■ What you will do ■
Scan the entries below and extract each line with the word "this" in it.

■ Given records ■
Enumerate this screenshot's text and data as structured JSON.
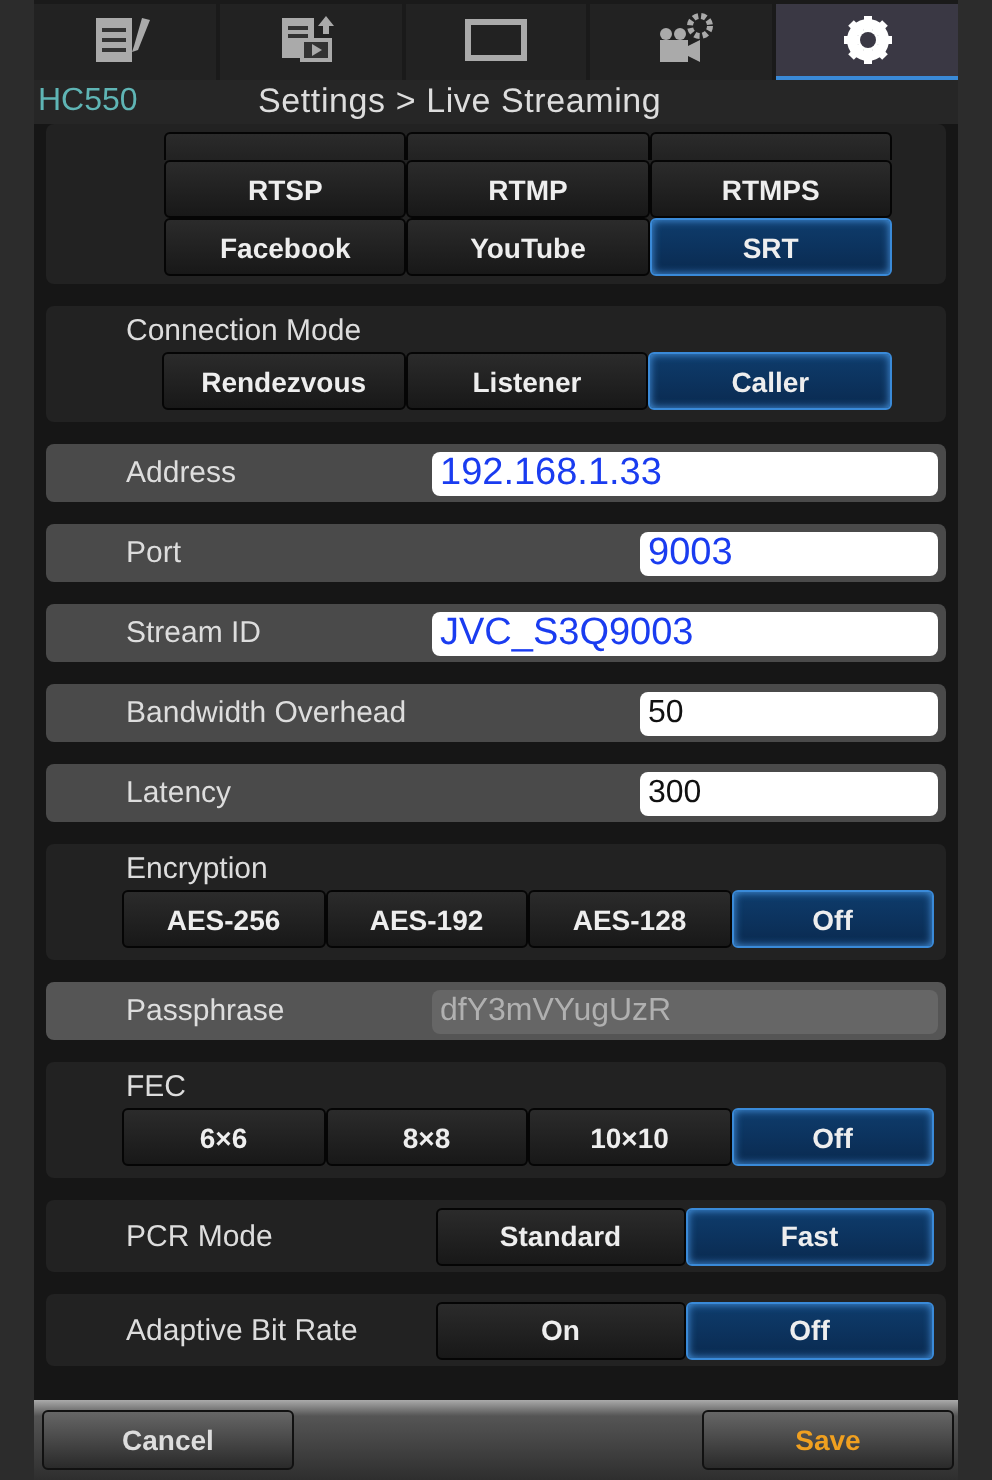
{
  "tabs": [
    {
      "kind": "notes",
      "selected": false
    },
    {
      "kind": "clip",
      "selected": false
    },
    {
      "kind": "monitor",
      "selected": false
    },
    {
      "kind": "camera",
      "selected": false
    },
    {
      "kind": "settings",
      "selected": true
    }
  ],
  "header": {
    "model": "HC550",
    "breadcrumb": "Settings > Live Streaming"
  },
  "sections": [
    {
      "kind": "grid",
      "cut_row": [
        {
          "selected": false
        },
        {
          "selected": false
        },
        {
          "selected": false
        }
      ],
      "options": [
        {
          "label": "RTSP",
          "selected": false
        },
        {
          "label": "RTMP",
          "selected": false
        },
        {
          "label": "RTMPS",
          "selected": false
        },
        {
          "label": "Facebook",
          "selected": false
        },
        {
          "label": "YouTube",
          "selected": false
        },
        {
          "label": "SRT",
          "selected": true
        }
      ]
    },
    {
      "kind": "choice",
      "label": "Connection Mode",
      "options": [
        {
          "label": "Rendezvous",
          "selected": false
        },
        {
          "label": "Listener",
          "selected": false
        },
        {
          "label": "Caller",
          "selected": true
        }
      ]
    },
    {
      "kind": "field",
      "label": "Address",
      "value": "192.168.1.33",
      "highlighted": true,
      "disabled": false
    },
    {
      "kind": "numfield",
      "label": "Port",
      "value": "9003",
      "highlighted": true,
      "disabled": false
    },
    {
      "kind": "field",
      "label": "Stream ID",
      "value": "JVC_S3Q9003",
      "highlighted": true,
      "disabled": false
    },
    {
      "kind": "numfield",
      "label": "Bandwidth Overhead",
      "value": "50",
      "highlighted": false,
      "disabled": false
    },
    {
      "kind": "numfield",
      "label": "Latency",
      "value": "300",
      "highlighted": false,
      "disabled": false
    },
    {
      "kind": "choice",
      "label": "Encryption",
      "options": [
        {
          "label": "AES-256",
          "selected": false
        },
        {
          "label": "AES-192",
          "selected": false
        },
        {
          "label": "AES-128",
          "selected": false
        },
        {
          "label": "Off",
          "selected": true
        }
      ]
    },
    {
      "kind": "field",
      "label": "Passphrase",
      "value": "dfY3mVYugUzR",
      "highlighted": false,
      "disabled": true
    },
    {
      "kind": "choice",
      "label": "FEC",
      "options": [
        {
          "label": "6×6",
          "selected": false
        },
        {
          "label": "8×8",
          "selected": false
        },
        {
          "label": "10×10",
          "selected": false
        },
        {
          "label": "Off",
          "selected": true
        }
      ]
    },
    {
      "kind": "inline",
      "label": "PCR Mode",
      "options": [
        {
          "label": "Standard",
          "selected": false
        },
        {
          "label": "Fast",
          "selected": true
        }
      ]
    },
    {
      "kind": "inline",
      "label": "Adaptive Bit Rate",
      "options": [
        {
          "label": "On",
          "selected": false
        },
        {
          "label": "Off",
          "selected": true
        }
      ]
    }
  ],
  "footer": {
    "cancel": "Cancel",
    "save": "Save"
  }
}
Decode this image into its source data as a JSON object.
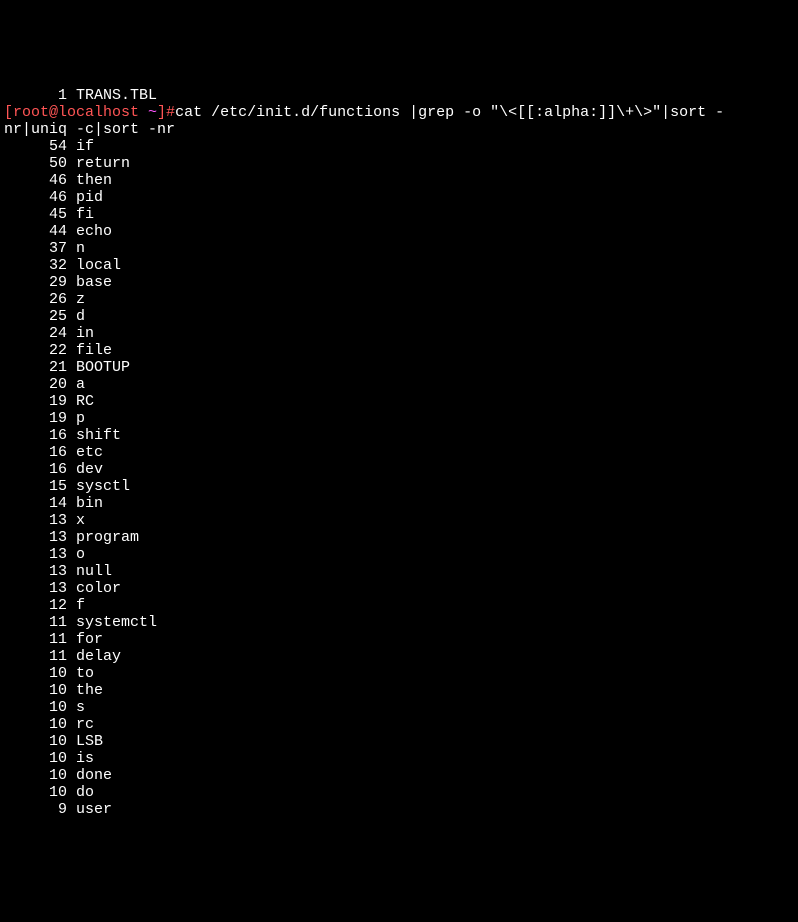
{
  "first_line": "      1 TRANS.TBL",
  "prompt_user_host": "[root@localhost ",
  "prompt_tilde": "~",
  "prompt_end": "]#",
  "command_part1": "cat /etc/init.d/functions |grep -o \"\\<[[:alpha:]]\\+\\>\"|sort -",
  "command_part2": "nr|uniq -c|sort -nr",
  "results": [
    {
      "count": "54",
      "word": "if"
    },
    {
      "count": "50",
      "word": "return"
    },
    {
      "count": "46",
      "word": "then"
    },
    {
      "count": "46",
      "word": "pid"
    },
    {
      "count": "45",
      "word": "fi"
    },
    {
      "count": "44",
      "word": "echo"
    },
    {
      "count": "37",
      "word": "n"
    },
    {
      "count": "32",
      "word": "local"
    },
    {
      "count": "29",
      "word": "base"
    },
    {
      "count": "26",
      "word": "z"
    },
    {
      "count": "25",
      "word": "d"
    },
    {
      "count": "24",
      "word": "in"
    },
    {
      "count": "22",
      "word": "file"
    },
    {
      "count": "21",
      "word": "BOOTUP"
    },
    {
      "count": "20",
      "word": "a"
    },
    {
      "count": "19",
      "word": "RC"
    },
    {
      "count": "19",
      "word": "p"
    },
    {
      "count": "16",
      "word": "shift"
    },
    {
      "count": "16",
      "word": "etc"
    },
    {
      "count": "16",
      "word": "dev"
    },
    {
      "count": "15",
      "word": "sysctl"
    },
    {
      "count": "14",
      "word": "bin"
    },
    {
      "count": "13",
      "word": "x"
    },
    {
      "count": "13",
      "word": "program"
    },
    {
      "count": "13",
      "word": "o"
    },
    {
      "count": "13",
      "word": "null"
    },
    {
      "count": "13",
      "word": "color"
    },
    {
      "count": "12",
      "word": "f"
    },
    {
      "count": "11",
      "word": "systemctl"
    },
    {
      "count": "11",
      "word": "for"
    },
    {
      "count": "11",
      "word": "delay"
    },
    {
      "count": "10",
      "word": "to"
    },
    {
      "count": "10",
      "word": "the"
    },
    {
      "count": "10",
      "word": "s"
    },
    {
      "count": "10",
      "word": "rc"
    },
    {
      "count": "10",
      "word": "LSB"
    },
    {
      "count": "10",
      "word": "is"
    },
    {
      "count": "10",
      "word": "done"
    },
    {
      "count": "10",
      "word": "do"
    },
    {
      "count": "9",
      "word": "user"
    }
  ]
}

■ The result ■
Enumerate this screenshot's text and data as structured JSON.
Decode this image into its source data as a JSON object.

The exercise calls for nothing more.